• [Given exercise]: Quote the whole listing word for word, please.

Data excerpts
▬▬▬▬▬▬

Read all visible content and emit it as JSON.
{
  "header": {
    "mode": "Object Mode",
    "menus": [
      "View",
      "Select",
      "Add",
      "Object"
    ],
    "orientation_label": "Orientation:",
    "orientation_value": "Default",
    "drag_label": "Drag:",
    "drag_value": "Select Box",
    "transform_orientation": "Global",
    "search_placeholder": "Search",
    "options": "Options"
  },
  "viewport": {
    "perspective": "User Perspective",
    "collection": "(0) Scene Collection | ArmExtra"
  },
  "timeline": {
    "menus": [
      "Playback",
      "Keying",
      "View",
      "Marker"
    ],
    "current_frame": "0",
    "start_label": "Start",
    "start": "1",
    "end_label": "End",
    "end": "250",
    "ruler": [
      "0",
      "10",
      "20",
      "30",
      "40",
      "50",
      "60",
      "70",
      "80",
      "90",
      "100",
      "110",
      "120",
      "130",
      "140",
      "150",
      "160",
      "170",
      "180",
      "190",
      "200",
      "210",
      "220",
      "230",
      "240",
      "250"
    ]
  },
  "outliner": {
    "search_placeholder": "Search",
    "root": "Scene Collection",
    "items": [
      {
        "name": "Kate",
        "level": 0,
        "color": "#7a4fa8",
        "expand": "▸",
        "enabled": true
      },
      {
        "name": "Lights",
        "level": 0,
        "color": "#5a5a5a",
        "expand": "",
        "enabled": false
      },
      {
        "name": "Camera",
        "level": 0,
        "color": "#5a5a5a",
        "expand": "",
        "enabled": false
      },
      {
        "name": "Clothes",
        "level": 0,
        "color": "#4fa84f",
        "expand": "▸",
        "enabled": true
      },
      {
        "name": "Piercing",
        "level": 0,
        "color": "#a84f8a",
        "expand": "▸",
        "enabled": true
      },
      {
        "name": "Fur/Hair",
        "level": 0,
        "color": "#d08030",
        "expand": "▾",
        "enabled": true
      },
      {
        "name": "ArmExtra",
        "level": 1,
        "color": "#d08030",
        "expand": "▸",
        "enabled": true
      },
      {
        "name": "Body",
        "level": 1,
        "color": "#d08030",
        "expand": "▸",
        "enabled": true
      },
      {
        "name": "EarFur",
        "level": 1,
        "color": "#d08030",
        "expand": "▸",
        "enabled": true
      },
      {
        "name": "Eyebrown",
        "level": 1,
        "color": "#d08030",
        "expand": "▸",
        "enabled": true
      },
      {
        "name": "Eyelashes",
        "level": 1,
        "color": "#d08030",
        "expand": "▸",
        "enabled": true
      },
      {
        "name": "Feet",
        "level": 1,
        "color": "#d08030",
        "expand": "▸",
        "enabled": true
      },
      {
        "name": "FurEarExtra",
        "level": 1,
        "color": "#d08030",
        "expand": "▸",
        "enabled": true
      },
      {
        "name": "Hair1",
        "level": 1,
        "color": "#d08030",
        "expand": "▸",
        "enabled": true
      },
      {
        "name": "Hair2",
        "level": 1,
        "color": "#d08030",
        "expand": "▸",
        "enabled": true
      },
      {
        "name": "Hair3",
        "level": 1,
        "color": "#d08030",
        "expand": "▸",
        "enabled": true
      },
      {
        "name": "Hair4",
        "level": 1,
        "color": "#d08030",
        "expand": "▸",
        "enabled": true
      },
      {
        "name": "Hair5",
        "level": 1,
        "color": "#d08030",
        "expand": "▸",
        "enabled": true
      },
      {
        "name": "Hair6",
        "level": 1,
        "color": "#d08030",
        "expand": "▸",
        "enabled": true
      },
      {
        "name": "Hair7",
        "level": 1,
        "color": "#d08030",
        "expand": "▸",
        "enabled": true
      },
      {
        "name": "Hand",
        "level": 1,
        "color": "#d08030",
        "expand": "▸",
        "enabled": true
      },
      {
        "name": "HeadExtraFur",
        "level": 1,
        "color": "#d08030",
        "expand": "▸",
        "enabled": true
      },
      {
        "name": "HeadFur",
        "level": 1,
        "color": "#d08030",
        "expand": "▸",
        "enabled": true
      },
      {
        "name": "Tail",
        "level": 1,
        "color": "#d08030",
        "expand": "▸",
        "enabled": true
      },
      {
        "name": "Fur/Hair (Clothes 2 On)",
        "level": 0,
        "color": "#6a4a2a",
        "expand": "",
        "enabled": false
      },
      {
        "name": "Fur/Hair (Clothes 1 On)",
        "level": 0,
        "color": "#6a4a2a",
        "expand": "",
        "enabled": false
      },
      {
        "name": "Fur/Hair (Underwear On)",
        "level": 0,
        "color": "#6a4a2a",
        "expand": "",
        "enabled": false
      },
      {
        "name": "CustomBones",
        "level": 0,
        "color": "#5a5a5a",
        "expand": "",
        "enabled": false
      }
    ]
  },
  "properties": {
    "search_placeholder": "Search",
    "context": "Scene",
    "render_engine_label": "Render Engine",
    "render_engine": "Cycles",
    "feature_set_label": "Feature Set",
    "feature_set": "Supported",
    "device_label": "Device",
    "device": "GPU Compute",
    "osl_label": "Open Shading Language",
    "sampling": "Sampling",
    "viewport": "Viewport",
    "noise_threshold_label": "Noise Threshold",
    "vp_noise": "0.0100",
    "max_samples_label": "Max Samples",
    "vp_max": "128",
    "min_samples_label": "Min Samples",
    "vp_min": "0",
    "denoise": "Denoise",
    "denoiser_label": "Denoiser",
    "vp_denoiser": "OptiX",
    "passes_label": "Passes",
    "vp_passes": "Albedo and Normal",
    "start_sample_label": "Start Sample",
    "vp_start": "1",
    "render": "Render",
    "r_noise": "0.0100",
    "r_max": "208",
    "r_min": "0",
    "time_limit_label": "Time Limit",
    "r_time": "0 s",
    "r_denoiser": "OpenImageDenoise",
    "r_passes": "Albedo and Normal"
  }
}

▬▬▬▬▬▬

• [Full response]:
Read all visible content and emit it as JSON.
{
  "header": {
    "mode": "Object Mode",
    "menus": [
      "View",
      "Select",
      "Add",
      "Object"
    ],
    "orientation_label": "Orientation:",
    "orientation_value": "Default",
    "drag_label": "Drag:",
    "drag_value": "Select Box",
    "transform_orientation": "Global",
    "search_placeholder": "Search",
    "options": "Options"
  },
  "viewport": {
    "perspective": "User Perspective",
    "collection": "(0) Scene Collection | ArmExtra"
  },
  "timeline": {
    "menus": [
      "Playback",
      "Keying",
      "View",
      "Marker"
    ],
    "current_frame": "0",
    "start_label": "Start",
    "start": "1",
    "end_label": "End",
    "end": "250",
    "ruler": [
      "0",
      "10",
      "20",
      "30",
      "40",
      "50",
      "60",
      "70",
      "80",
      "90",
      "100",
      "110",
      "120",
      "130",
      "140",
      "150",
      "160",
      "170",
      "180",
      "190",
      "200",
      "210",
      "220",
      "230",
      "240",
      "250"
    ]
  },
  "outliner": {
    "search_placeholder": "Search",
    "root": "Scene Collection",
    "items": [
      {
        "name": "Kate",
        "level": 0,
        "color": "#7a4fa8",
        "expand": "▸",
        "enabled": true
      },
      {
        "name": "Lights",
        "level": 0,
        "color": "#5a5a5a",
        "expand": "",
        "enabled": false
      },
      {
        "name": "Camera",
        "level": 0,
        "color": "#5a5a5a",
        "expand": "",
        "enabled": false
      },
      {
        "name": "Clothes",
        "level": 0,
        "color": "#4fa84f",
        "expand": "▸",
        "enabled": true
      },
      {
        "name": "Piercing",
        "level": 0,
        "color": "#a84f8a",
        "expand": "▸",
        "enabled": true
      },
      {
        "name": "Fur/Hair",
        "level": 0,
        "color": "#d08030",
        "expand": "▾",
        "enabled": true
      },
      {
        "name": "ArmExtra",
        "level": 1,
        "color": "#d08030",
        "expand": "▸",
        "enabled": true
      },
      {
        "name": "Body",
        "level": 1,
        "color": "#d08030",
        "expand": "▸",
        "enabled": true
      },
      {
        "name": "EarFur",
        "level": 1,
        "color": "#d08030",
        "expand": "▸",
        "enabled": true
      },
      {
        "name": "Eyebrown",
        "level": 1,
        "color": "#d08030",
        "expand": "▸",
        "enabled": true
      },
      {
        "name": "Eyelashes",
        "level": 1,
        "color": "#d08030",
        "expand": "▸",
        "enabled": true
      },
      {
        "name": "Feet",
        "level": 1,
        "color": "#d08030",
        "expand": "▸",
        "enabled": true
      },
      {
        "name": "FurEarExtra",
        "level": 1,
        "color": "#d08030",
        "expand": "▸",
        "enabled": true
      },
      {
        "name": "Hair1",
        "level": 1,
        "color": "#d08030",
        "expand": "▸",
        "enabled": true
      },
      {
        "name": "Hair2",
        "level": 1,
        "color": "#d08030",
        "expand": "▸",
        "enabled": true
      },
      {
        "name": "Hair3",
        "level": 1,
        "color": "#d08030",
        "expand": "▸",
        "enabled": true
      },
      {
        "name": "Hair4",
        "level": 1,
        "color": "#d08030",
        "expand": "▸",
        "enabled": true
      },
      {
        "name": "Hair5",
        "level": 1,
        "color": "#d08030",
        "expand": "▸",
        "enabled": true
      },
      {
        "name": "Hair6",
        "level": 1,
        "color": "#d08030",
        "expand": "▸",
        "enabled": true
      },
      {
        "name": "Hair7",
        "level": 1,
        "color": "#d08030",
        "expand": "▸",
        "enabled": true
      },
      {
        "name": "Hand",
        "level": 1,
        "color": "#d08030",
        "expand": "▸",
        "enabled": true
      },
      {
        "name": "HeadExtraFur",
        "level": 1,
        "color": "#d08030",
        "expand": "▸",
        "enabled": true
      },
      {
        "name": "HeadFur",
        "level": 1,
        "color": "#d08030",
        "expand": "▸",
        "enabled": true
      },
      {
        "name": "Tail",
        "level": 1,
        "color": "#d08030",
        "expand": "▸",
        "enabled": true
      },
      {
        "name": "Fur/Hair (Clothes 2 On)",
        "level": 0,
        "color": "#6a4a2a",
        "expand": "",
        "enabled": false
      },
      {
        "name": "Fur/Hair (Clothes 1 On)",
        "level": 0,
        "color": "#6a4a2a",
        "expand": "",
        "enabled": false
      },
      {
        "name": "Fur/Hair (Underwear On)",
        "level": 0,
        "color": "#6a4a2a",
        "expand": "",
        "enabled": false
      },
      {
        "name": "CustomBones",
        "level": 0,
        "color": "#5a5a5a",
        "expand": "",
        "enabled": false
      }
    ]
  },
  "properties": {
    "search_placeholder": "Search",
    "context": "Scene",
    "render_engine_label": "Render Engine",
    "render_engine": "Cycles",
    "feature_set_label": "Feature Set",
    "feature_set": "Supported",
    "device_label": "Device",
    "device": "GPU Compute",
    "osl_label": "Open Shading Language",
    "sampling": "Sampling",
    "viewport": "Viewport",
    "noise_threshold_label": "Noise Threshold",
    "vp_noise": "0.0100",
    "max_samples_label": "Max Samples",
    "vp_max": "128",
    "min_samples_label": "Min Samples",
    "vp_min": "0",
    "denoise": "Denoise",
    "denoiser_label": "Denoiser",
    "vp_denoiser": "OptiX",
    "passes_label": "Passes",
    "vp_passes": "Albedo and Normal",
    "start_sample_label": "Start Sample",
    "vp_start": "1",
    "render": "Render",
    "r_noise": "0.0100",
    "r_max": "208",
    "r_min": "0",
    "time_limit_label": "Time Limit",
    "r_time": "0 s",
    "r_denoiser": "OpenImageDenoise",
    "r_passes": "Albedo and Normal"
  }
}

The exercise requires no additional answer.